- **WRITTEN REQUEST**
Below are some records. Copy every line in them that holds "ережелерін".

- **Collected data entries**
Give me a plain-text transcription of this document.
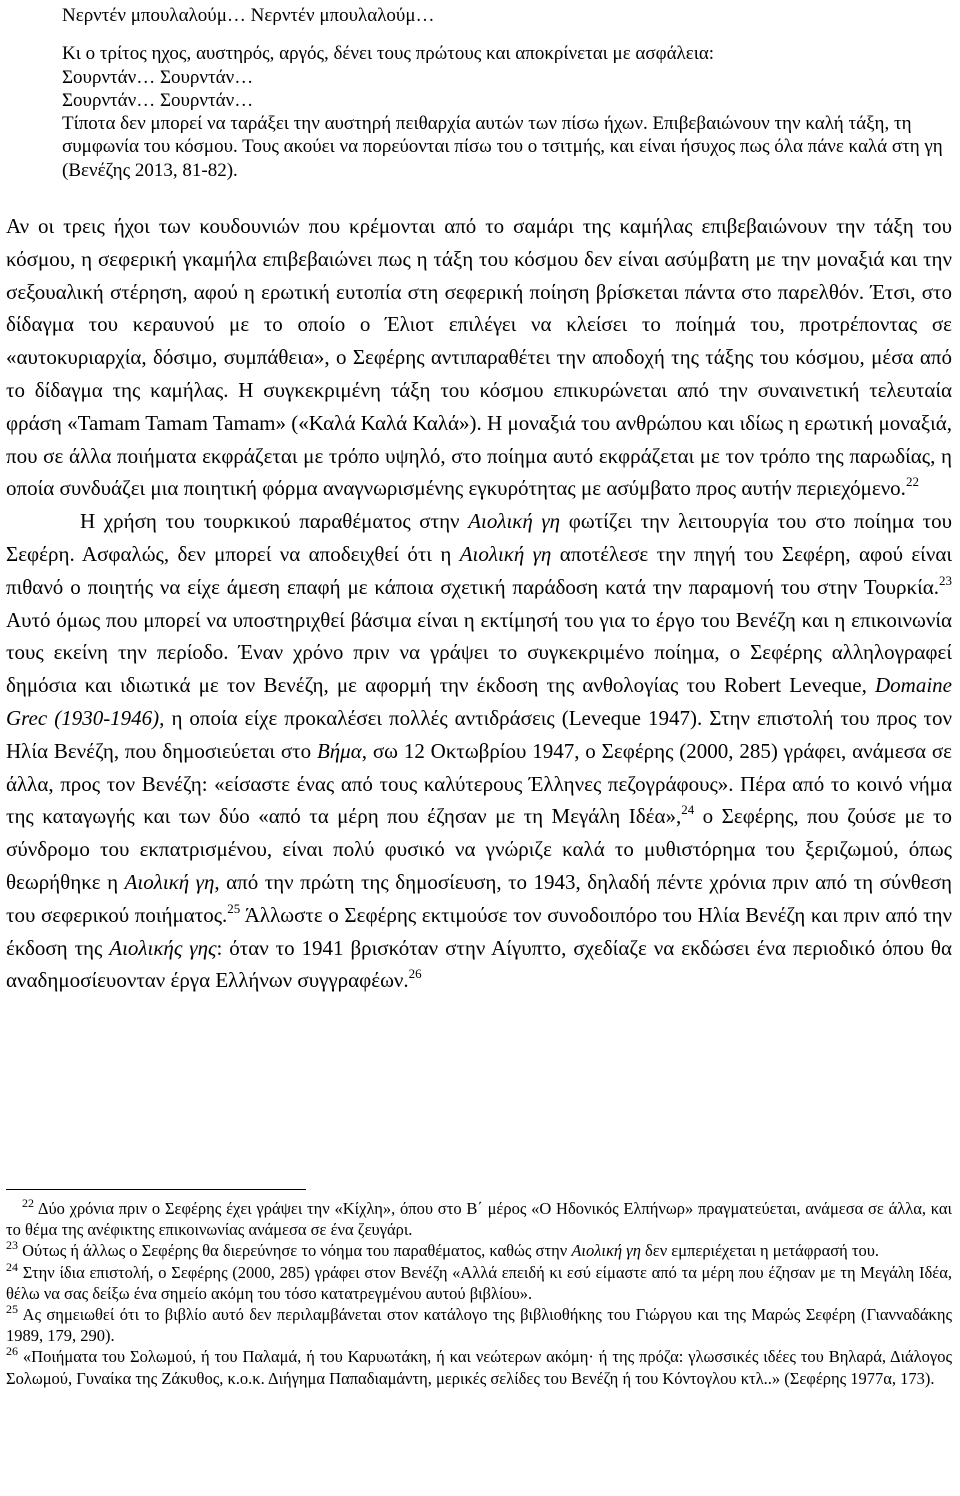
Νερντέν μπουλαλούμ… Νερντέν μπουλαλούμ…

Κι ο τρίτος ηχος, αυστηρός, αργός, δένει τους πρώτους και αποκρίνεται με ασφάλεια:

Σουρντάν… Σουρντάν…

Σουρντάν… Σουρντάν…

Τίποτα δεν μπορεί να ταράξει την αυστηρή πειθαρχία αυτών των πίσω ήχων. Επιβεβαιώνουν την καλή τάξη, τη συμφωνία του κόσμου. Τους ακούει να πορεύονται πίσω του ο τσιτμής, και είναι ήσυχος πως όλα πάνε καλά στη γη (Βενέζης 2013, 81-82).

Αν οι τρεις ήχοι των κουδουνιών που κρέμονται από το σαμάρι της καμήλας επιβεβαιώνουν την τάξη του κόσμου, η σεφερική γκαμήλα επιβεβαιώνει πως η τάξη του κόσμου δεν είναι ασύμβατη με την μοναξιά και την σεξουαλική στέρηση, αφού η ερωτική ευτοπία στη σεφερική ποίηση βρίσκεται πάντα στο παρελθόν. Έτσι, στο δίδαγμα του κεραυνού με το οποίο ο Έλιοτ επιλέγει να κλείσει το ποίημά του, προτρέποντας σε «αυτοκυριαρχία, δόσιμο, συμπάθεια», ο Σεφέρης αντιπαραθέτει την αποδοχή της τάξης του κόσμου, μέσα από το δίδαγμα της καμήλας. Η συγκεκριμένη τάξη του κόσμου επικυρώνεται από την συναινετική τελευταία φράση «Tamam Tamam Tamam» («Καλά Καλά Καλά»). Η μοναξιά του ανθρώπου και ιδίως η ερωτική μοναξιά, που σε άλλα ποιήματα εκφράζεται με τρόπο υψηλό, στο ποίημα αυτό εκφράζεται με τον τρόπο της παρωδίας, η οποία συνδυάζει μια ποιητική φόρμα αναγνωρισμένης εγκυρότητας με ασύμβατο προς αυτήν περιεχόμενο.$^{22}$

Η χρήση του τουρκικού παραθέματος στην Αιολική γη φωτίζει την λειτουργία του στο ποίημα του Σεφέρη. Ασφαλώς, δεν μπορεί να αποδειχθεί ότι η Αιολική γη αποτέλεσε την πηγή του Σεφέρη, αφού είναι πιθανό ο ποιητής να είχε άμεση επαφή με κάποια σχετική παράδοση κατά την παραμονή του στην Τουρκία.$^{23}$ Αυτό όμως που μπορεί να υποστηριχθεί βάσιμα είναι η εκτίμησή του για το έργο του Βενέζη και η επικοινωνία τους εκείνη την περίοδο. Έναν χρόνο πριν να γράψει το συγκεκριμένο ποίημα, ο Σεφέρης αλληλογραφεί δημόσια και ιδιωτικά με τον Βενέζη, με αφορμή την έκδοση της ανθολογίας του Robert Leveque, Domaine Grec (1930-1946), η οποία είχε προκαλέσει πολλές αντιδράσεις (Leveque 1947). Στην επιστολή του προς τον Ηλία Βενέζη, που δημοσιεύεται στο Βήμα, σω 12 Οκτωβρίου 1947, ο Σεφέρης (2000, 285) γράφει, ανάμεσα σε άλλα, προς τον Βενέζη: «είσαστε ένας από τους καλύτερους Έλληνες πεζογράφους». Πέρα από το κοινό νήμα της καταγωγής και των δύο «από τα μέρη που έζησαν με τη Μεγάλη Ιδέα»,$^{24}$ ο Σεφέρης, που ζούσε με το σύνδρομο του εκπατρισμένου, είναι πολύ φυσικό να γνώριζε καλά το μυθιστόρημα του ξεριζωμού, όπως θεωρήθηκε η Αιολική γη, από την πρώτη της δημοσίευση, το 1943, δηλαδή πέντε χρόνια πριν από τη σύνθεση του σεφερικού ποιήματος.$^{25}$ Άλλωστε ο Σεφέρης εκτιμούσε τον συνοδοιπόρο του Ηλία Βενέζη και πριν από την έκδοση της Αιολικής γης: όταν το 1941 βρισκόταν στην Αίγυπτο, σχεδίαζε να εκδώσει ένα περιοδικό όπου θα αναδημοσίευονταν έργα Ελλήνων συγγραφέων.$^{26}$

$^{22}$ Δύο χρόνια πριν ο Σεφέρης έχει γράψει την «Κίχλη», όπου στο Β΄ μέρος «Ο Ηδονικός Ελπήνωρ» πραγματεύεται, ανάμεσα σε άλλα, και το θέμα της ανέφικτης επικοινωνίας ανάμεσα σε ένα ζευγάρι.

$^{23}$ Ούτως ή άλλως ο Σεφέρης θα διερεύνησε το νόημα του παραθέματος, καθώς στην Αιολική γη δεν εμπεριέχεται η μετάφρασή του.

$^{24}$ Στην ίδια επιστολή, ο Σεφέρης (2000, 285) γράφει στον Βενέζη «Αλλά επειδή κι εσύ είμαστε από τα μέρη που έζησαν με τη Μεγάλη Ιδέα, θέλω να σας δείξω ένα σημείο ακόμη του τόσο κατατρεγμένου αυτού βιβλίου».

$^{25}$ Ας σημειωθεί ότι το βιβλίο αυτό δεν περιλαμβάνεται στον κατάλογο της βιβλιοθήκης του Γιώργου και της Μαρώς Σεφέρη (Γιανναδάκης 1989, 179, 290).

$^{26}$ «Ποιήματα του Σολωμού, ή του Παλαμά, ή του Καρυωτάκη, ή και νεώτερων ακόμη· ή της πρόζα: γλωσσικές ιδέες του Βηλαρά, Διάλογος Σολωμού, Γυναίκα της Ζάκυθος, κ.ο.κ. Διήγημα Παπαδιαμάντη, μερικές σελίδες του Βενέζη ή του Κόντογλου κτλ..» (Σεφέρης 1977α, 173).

* * *

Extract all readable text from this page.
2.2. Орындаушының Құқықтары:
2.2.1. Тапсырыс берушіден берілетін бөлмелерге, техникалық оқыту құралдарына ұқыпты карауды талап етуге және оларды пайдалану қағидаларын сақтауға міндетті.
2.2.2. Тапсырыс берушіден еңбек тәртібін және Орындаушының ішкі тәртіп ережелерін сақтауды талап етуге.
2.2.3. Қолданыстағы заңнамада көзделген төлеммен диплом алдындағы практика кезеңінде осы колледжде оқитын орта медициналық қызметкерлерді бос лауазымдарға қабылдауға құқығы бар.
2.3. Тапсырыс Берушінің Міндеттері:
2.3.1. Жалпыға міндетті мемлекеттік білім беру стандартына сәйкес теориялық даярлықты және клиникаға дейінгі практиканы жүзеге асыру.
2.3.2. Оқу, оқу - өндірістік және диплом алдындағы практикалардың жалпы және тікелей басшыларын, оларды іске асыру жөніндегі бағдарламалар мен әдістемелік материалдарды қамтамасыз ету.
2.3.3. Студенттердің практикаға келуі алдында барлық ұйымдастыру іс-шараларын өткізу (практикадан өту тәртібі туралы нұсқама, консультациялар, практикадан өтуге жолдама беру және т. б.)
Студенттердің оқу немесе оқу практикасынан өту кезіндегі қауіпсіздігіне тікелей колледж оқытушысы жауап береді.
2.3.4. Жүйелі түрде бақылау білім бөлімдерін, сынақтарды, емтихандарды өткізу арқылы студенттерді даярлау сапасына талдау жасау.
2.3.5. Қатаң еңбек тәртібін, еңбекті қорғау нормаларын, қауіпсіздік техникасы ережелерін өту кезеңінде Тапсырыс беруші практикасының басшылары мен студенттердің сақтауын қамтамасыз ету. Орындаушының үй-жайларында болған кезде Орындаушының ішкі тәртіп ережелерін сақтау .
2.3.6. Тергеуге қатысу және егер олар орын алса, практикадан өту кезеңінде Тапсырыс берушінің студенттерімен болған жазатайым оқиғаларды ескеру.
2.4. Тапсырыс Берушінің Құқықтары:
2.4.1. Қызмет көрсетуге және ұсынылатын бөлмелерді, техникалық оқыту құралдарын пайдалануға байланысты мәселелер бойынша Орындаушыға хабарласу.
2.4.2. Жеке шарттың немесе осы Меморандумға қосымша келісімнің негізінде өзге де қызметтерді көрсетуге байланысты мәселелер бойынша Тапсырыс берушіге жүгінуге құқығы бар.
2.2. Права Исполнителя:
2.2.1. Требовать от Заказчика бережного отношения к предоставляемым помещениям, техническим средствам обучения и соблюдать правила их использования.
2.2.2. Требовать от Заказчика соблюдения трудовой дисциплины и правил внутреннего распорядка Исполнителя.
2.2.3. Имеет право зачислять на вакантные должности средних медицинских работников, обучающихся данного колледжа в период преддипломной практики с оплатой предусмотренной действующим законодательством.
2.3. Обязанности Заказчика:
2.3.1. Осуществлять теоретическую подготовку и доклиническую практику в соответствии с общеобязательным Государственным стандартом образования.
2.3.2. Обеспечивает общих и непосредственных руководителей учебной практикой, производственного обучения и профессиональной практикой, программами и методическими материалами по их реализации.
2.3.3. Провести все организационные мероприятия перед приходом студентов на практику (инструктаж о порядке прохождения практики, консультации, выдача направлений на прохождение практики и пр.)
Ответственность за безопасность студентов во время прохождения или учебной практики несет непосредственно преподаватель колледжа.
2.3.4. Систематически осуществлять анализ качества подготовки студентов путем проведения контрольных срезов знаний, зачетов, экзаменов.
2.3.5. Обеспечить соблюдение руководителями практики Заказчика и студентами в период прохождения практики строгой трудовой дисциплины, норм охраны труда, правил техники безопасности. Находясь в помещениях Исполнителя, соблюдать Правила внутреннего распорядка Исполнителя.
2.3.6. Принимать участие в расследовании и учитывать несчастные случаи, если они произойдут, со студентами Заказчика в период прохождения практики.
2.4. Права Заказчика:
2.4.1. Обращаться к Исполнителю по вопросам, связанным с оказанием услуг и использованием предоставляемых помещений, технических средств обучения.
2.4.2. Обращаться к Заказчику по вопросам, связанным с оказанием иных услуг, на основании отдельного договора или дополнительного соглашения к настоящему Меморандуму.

- **FINAL ANSWER**
2.2.2. Тапсырыс берушіден еңбек тәртібін және Орындаушының ішкі тәртіп ережелерін сақтауды талап етуге.
2.3.5. Қатаң еңбек тәртібін, еңбекті қорғау нормаларын, қауіпсіздік техникасы ережелерін өту кезеңінде Тапсырыс беруші практикасының басшылары мен студенттердің сақтауын қамтамасыз ету. Орындаушының үй-жайларында болған кезде Орындаушының ішкі тәртіп ережелерін сақтау .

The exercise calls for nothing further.